DATA SECTION:
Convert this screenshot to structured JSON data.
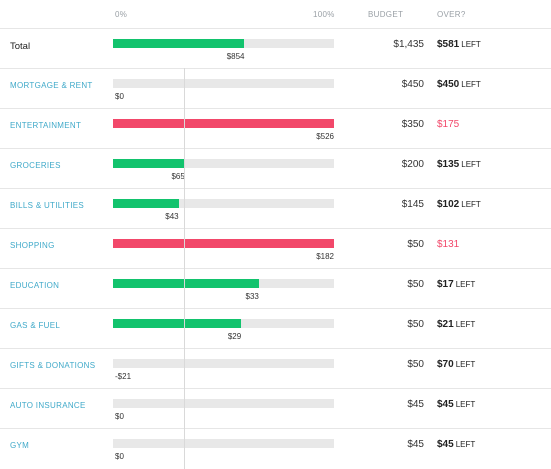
{
  "header": {
    "pct0": "0%",
    "pct100": "100%",
    "budget": "BUDGET",
    "over": "OVER?"
  },
  "colors": {
    "green": "#12c36d",
    "red": "#f2486a",
    "track": "#e8e8e8",
    "label": "#3fa9c9"
  },
  "rows": [
    {
      "label": "Total",
      "spent": "$854",
      "budget": "$1,435",
      "over_amount": "$581",
      "over_suffix": "LEFT",
      "fill_pct": 59.5,
      "status": "green"
    },
    {
      "label": "MORTGAGE & RENT",
      "spent": "$0",
      "budget": "$450",
      "over_amount": "$450",
      "over_suffix": "LEFT",
      "fill_pct": 0,
      "status": "green"
    },
    {
      "label": "ENTERTAINMENT",
      "spent": "$526",
      "budget": "$350",
      "over_amount": "$175",
      "over_suffix": "",
      "fill_pct": 100,
      "status": "red"
    },
    {
      "label": "GROCERIES",
      "spent": "$65",
      "budget": "$200",
      "over_amount": "$135",
      "over_suffix": "LEFT",
      "fill_pct": 32.5,
      "status": "green"
    },
    {
      "label": "BILLS & UTILITIES",
      "spent": "$43",
      "budget": "$145",
      "over_amount": "$102",
      "over_suffix": "LEFT",
      "fill_pct": 29.7,
      "status": "green"
    },
    {
      "label": "SHOPPING",
      "spent": "$182",
      "budget": "$50",
      "over_amount": "$131",
      "over_suffix": "",
      "fill_pct": 100,
      "status": "red"
    },
    {
      "label": "EDUCATION",
      "spent": "$33",
      "budget": "$50",
      "over_amount": "$17",
      "over_suffix": "LEFT",
      "fill_pct": 66,
      "status": "green"
    },
    {
      "label": "GAS & FUEL",
      "spent": "$29",
      "budget": "$50",
      "over_amount": "$21",
      "over_suffix": "LEFT",
      "fill_pct": 58,
      "status": "green"
    },
    {
      "label": "GIFTS & DONATIONS",
      "spent": "-$21",
      "budget": "$50",
      "over_amount": "$70",
      "over_suffix": "LEFT",
      "fill_pct": 0,
      "status": "green"
    },
    {
      "label": "AUTO INSURANCE",
      "spent": "$0",
      "budget": "$45",
      "over_amount": "$45",
      "over_suffix": "LEFT",
      "fill_pct": 0,
      "status": "green"
    },
    {
      "label": "GYM",
      "spent": "$0",
      "budget": "$45",
      "over_amount": "$45",
      "over_suffix": "LEFT",
      "fill_pct": 0,
      "status": "green"
    }
  ]
}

SHORT PROBLEM: Your job is to transcribe the entries above exactly; skip the pictures.

WRITTEN ANSWER:
Convert this screenshot to structured JSON data.
{
  "header": {
    "pct0": "0%",
    "pct100": "100%",
    "budget": "BUDGET",
    "over": "OVER?"
  },
  "colors": {
    "green": "#12c36d",
    "red": "#f2486a",
    "track": "#e8e8e8",
    "label": "#3fa9c9"
  },
  "rows": [
    {
      "label": "Total",
      "spent": "$854",
      "budget": "$1,435",
      "over_amount": "$581",
      "over_suffix": "LEFT",
      "fill_pct": 59.5,
      "status": "green"
    },
    {
      "label": "MORTGAGE & RENT",
      "spent": "$0",
      "budget": "$450",
      "over_amount": "$450",
      "over_suffix": "LEFT",
      "fill_pct": 0,
      "status": "green"
    },
    {
      "label": "ENTERTAINMENT",
      "spent": "$526",
      "budget": "$350",
      "over_amount": "$175",
      "over_suffix": "",
      "fill_pct": 100,
      "status": "red"
    },
    {
      "label": "GROCERIES",
      "spent": "$65",
      "budget": "$200",
      "over_amount": "$135",
      "over_suffix": "LEFT",
      "fill_pct": 32.5,
      "status": "green"
    },
    {
      "label": "BILLS & UTILITIES",
      "spent": "$43",
      "budget": "$145",
      "over_amount": "$102",
      "over_suffix": "LEFT",
      "fill_pct": 29.7,
      "status": "green"
    },
    {
      "label": "SHOPPING",
      "spent": "$182",
      "budget": "$50",
      "over_amount": "$131",
      "over_suffix": "",
      "fill_pct": 100,
      "status": "red"
    },
    {
      "label": "EDUCATION",
      "spent": "$33",
      "budget": "$50",
      "over_amount": "$17",
      "over_suffix": "LEFT",
      "fill_pct": 66,
      "status": "green"
    },
    {
      "label": "GAS & FUEL",
      "spent": "$29",
      "budget": "$50",
      "over_amount": "$21",
      "over_suffix": "LEFT",
      "fill_pct": 58,
      "status": "green"
    },
    {
      "label": "GIFTS & DONATIONS",
      "spent": "-$21",
      "budget": "$50",
      "over_amount": "$70",
      "over_suffix": "LEFT",
      "fill_pct": 0,
      "status": "green"
    },
    {
      "label": "AUTO INSURANCE",
      "spent": "$0",
      "budget": "$45",
      "over_amount": "$45",
      "over_suffix": "LEFT",
      "fill_pct": 0,
      "status": "green"
    },
    {
      "label": "GYM",
      "spent": "$0",
      "budget": "$45",
      "over_amount": "$45",
      "over_suffix": "LEFT",
      "fill_pct": 0,
      "status": "green"
    }
  ]
}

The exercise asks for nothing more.